§ **What to work on**
Identify every line in the records below that contains the word "nuqsonlari", and reproduce each one.

§ **Material for this exercise**
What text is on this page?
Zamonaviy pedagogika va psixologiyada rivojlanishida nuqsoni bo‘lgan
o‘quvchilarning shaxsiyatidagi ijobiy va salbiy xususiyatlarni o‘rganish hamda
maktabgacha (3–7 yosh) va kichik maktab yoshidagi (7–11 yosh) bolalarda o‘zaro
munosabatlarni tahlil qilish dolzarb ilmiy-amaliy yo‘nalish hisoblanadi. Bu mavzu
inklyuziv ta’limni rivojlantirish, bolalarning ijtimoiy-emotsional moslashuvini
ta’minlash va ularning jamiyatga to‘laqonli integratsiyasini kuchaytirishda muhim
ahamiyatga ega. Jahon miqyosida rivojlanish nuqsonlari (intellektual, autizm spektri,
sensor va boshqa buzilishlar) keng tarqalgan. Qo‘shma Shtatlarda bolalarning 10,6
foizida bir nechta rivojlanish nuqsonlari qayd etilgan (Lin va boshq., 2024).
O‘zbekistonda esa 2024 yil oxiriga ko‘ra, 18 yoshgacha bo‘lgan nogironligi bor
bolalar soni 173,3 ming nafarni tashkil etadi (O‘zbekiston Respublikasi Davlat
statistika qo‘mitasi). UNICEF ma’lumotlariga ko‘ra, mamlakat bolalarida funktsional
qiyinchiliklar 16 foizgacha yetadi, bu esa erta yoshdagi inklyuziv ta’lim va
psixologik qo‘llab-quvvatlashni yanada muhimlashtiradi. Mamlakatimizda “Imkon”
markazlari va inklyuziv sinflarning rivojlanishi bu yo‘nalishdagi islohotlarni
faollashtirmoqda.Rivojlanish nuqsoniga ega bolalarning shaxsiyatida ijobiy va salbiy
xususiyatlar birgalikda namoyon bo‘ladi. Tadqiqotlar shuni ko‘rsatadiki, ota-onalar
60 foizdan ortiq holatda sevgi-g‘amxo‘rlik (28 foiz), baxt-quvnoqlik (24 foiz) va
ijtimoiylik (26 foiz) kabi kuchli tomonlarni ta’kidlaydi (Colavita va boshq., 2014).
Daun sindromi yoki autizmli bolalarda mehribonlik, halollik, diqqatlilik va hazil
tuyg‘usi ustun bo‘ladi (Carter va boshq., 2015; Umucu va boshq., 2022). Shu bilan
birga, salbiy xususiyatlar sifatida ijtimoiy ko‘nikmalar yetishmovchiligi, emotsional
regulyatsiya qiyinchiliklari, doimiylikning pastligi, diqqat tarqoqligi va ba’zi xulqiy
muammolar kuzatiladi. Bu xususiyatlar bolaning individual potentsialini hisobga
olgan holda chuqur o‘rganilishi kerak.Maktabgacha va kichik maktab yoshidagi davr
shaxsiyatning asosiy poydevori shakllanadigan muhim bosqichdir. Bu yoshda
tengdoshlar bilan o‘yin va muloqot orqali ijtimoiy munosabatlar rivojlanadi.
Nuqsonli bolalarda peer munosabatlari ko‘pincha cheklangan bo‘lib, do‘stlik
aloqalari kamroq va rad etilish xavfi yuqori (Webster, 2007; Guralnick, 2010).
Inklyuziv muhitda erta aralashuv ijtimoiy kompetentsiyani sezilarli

§ **Answer to this exercise**
ahamiyatga ega. Jahon miqyosida rivojlanish nuqsonlari (intellektual, autizm spektri,
foizida bir nechta rivojlanish nuqsonlari qayd etilgan (Lin va boshq., 2024).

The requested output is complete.